## Dataset entries on figures
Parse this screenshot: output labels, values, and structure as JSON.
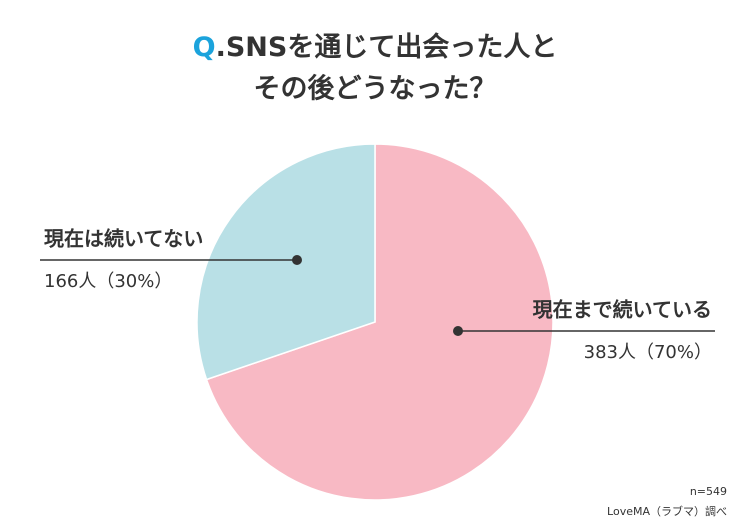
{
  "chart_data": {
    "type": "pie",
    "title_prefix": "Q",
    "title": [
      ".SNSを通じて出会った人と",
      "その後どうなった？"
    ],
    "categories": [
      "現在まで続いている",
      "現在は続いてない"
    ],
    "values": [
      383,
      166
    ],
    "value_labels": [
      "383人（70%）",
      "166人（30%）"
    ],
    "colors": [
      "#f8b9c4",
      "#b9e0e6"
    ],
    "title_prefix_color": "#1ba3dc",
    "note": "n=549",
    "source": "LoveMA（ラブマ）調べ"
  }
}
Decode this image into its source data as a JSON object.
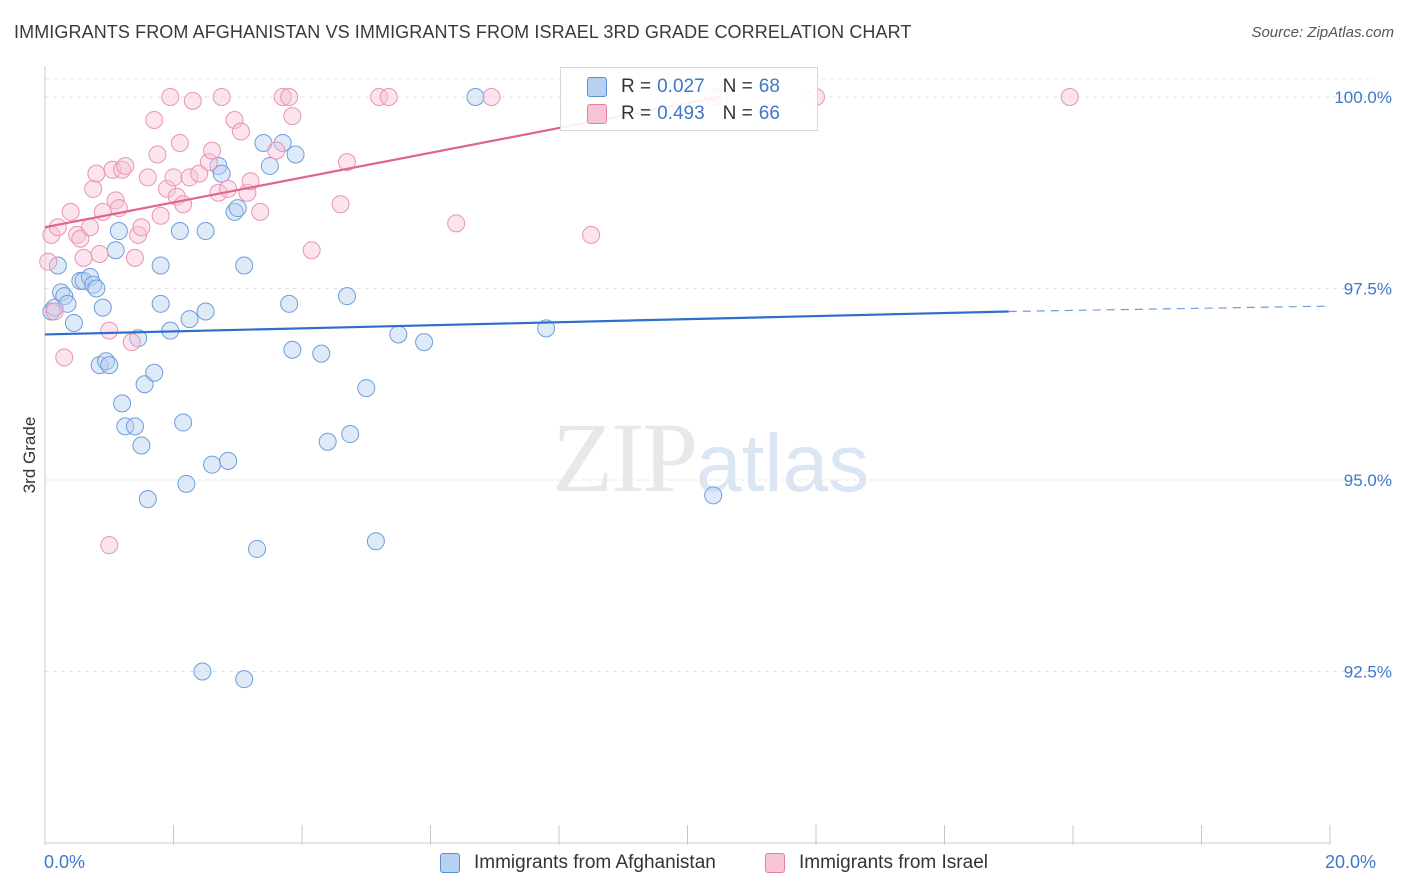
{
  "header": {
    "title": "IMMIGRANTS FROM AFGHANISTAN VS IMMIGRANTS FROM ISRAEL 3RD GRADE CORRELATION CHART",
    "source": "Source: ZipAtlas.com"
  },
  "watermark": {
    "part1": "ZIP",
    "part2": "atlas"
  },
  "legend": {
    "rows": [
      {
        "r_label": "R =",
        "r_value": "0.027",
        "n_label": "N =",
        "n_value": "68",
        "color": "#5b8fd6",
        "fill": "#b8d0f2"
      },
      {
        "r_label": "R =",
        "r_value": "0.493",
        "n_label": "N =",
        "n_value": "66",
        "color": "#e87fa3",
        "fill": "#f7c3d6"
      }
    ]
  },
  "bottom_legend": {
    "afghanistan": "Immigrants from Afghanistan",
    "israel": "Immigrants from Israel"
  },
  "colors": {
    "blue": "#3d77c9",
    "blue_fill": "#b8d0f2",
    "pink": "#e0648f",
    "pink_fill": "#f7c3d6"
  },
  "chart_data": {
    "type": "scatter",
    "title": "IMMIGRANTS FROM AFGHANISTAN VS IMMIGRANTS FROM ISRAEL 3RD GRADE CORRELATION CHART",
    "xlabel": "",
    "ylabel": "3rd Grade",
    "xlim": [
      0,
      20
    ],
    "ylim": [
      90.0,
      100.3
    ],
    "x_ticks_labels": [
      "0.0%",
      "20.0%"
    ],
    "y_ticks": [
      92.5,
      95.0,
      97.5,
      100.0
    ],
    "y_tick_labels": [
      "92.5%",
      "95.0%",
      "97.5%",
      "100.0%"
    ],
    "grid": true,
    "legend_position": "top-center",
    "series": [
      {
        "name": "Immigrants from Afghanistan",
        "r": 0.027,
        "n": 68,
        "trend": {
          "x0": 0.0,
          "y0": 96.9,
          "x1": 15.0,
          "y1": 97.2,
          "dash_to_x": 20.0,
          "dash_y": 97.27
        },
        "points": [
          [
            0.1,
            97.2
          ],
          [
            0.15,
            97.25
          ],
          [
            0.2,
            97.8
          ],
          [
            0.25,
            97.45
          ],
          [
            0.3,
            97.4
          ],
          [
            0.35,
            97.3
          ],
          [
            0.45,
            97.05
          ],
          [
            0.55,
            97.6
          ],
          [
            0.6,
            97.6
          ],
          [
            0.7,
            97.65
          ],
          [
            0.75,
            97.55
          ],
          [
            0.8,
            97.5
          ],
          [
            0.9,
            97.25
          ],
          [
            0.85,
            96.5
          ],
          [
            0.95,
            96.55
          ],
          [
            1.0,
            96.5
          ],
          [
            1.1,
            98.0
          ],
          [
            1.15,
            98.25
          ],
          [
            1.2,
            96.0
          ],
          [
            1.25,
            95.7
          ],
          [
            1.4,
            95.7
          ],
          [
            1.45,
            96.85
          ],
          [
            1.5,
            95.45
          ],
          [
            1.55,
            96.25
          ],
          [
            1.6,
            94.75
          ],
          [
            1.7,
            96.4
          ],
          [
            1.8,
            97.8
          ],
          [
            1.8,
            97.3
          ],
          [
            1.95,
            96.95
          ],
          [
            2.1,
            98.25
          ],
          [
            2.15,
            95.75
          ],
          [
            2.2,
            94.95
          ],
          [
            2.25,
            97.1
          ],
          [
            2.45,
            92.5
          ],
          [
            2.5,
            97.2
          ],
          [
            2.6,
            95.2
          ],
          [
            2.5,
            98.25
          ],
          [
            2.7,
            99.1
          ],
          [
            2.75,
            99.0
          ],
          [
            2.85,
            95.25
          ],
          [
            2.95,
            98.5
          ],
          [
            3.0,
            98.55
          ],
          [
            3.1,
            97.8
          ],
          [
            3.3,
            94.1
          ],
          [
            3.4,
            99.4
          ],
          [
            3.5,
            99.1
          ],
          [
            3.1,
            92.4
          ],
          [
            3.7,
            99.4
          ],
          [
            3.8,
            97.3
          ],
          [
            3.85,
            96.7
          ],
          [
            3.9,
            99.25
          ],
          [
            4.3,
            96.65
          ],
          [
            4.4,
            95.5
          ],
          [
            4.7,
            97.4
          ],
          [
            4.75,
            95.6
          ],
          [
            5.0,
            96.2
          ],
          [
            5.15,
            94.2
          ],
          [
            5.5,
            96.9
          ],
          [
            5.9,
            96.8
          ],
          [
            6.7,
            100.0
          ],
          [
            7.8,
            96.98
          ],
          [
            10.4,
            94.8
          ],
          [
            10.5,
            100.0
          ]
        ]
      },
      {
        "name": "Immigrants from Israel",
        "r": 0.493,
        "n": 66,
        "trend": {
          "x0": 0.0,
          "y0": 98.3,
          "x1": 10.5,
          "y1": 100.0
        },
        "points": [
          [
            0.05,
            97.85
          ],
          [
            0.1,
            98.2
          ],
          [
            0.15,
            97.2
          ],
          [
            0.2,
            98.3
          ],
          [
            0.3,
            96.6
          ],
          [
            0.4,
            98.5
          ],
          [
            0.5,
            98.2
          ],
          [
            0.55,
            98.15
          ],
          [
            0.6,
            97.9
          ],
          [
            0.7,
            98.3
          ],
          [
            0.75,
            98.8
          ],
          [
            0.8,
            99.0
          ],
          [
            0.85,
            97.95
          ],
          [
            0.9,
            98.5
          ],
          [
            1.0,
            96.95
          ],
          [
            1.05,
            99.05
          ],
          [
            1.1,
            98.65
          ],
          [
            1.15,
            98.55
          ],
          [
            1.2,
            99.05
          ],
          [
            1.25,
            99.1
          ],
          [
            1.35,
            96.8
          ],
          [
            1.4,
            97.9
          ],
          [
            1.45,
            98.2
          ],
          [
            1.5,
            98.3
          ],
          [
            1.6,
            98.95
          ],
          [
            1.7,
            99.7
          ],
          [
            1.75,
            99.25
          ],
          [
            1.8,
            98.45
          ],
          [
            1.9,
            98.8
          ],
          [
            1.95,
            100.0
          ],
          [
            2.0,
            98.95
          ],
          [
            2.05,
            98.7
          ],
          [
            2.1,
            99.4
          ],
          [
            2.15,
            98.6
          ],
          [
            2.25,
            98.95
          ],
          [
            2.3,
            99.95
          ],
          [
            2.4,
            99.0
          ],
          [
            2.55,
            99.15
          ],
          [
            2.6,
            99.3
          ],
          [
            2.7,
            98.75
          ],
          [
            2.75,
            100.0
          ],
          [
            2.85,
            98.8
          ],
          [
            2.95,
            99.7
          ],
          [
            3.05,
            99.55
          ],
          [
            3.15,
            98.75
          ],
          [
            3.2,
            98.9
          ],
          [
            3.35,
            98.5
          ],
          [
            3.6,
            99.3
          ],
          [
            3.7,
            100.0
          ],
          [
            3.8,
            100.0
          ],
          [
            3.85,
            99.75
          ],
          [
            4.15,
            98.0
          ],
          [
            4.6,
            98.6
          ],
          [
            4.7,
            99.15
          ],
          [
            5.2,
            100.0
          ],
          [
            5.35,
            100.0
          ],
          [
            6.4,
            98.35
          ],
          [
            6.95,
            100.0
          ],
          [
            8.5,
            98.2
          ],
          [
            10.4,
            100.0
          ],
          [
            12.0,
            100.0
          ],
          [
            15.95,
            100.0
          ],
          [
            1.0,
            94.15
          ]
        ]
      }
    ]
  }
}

## AIM OF THE EXERCISE
Find every line that holds "values" and copy it.

## WRITTEN SOLUTION
Parse this screenshot: output labels, values, and structure as JSON.
    "values": [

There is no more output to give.